§ **Given exercise**: Return every line of the data below word for word, but leave out the pictures.

### Provided records ###

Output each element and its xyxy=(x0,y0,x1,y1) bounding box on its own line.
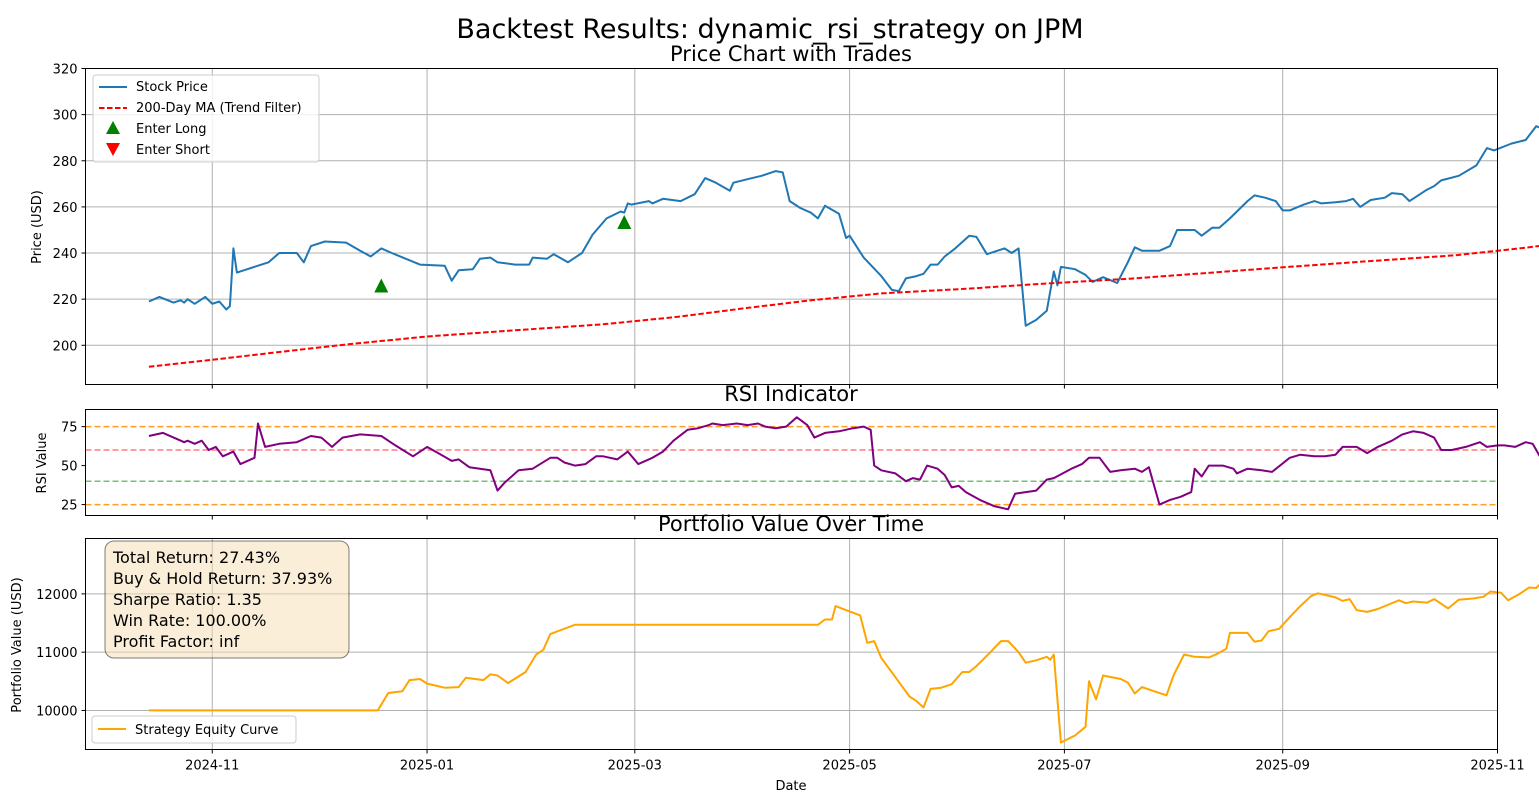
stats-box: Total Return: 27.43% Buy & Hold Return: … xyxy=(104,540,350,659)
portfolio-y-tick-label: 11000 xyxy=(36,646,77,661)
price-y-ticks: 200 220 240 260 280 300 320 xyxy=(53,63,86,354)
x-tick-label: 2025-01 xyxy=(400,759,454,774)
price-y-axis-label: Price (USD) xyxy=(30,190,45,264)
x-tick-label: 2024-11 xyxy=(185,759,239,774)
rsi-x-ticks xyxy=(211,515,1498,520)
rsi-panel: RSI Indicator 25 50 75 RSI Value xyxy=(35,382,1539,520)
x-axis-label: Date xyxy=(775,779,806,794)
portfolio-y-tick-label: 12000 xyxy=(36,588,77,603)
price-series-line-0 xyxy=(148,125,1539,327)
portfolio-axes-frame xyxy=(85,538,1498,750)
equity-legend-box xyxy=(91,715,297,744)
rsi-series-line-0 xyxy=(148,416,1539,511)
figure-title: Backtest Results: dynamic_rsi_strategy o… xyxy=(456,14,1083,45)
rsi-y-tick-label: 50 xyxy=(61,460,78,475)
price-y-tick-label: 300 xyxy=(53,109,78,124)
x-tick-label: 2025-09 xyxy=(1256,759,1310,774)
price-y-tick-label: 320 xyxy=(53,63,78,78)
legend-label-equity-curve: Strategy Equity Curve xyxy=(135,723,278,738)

###

§ **Result**:
Output each element and its xyxy=(x0,y0,x1,y1) bounding box on its own line.
stats-box: Total Return: 27.43% Buy & Hold Return: … xyxy=(104,540,350,659)
portfolio-y-tick-label: 11000 xyxy=(36,646,77,661)
price-y-ticks: 200 220 240 260 280 300 320 xyxy=(53,63,86,354)
x-tick-label: 2025-01 xyxy=(400,759,454,774)
price-y-axis-label: Price (USD) xyxy=(30,190,45,264)
x-tick-label: 2024-11 xyxy=(185,759,239,774)
rsi-x-ticks xyxy=(211,515,1498,520)
rsi-panel: RSI Indicator 25 50 75 RSI Value xyxy=(35,382,1539,520)
x-axis-label: Date xyxy=(775,779,806,794)
portfolio-y-tick-label: 12000 xyxy=(36,588,77,603)
price-series-line-0 xyxy=(148,125,1539,327)
portfolio-axes-frame xyxy=(85,538,1498,750)
equity-legend-box xyxy=(91,715,297,744)
rsi-series-line-0 xyxy=(148,416,1539,511)
figure-title: Backtest Results: dynamic_rsi_strategy o… xyxy=(456,14,1083,45)
rsi-y-tick-label: 50 xyxy=(61,460,78,475)
price-y-tick-label: 300 xyxy=(53,109,78,124)
x-tick-label: 2025-09 xyxy=(1256,759,1310,774)
price-y-tick-label: 320 xyxy=(53,63,78,78)
legend-label-equity-curve: Strategy Equity Curve xyxy=(135,723,278,738)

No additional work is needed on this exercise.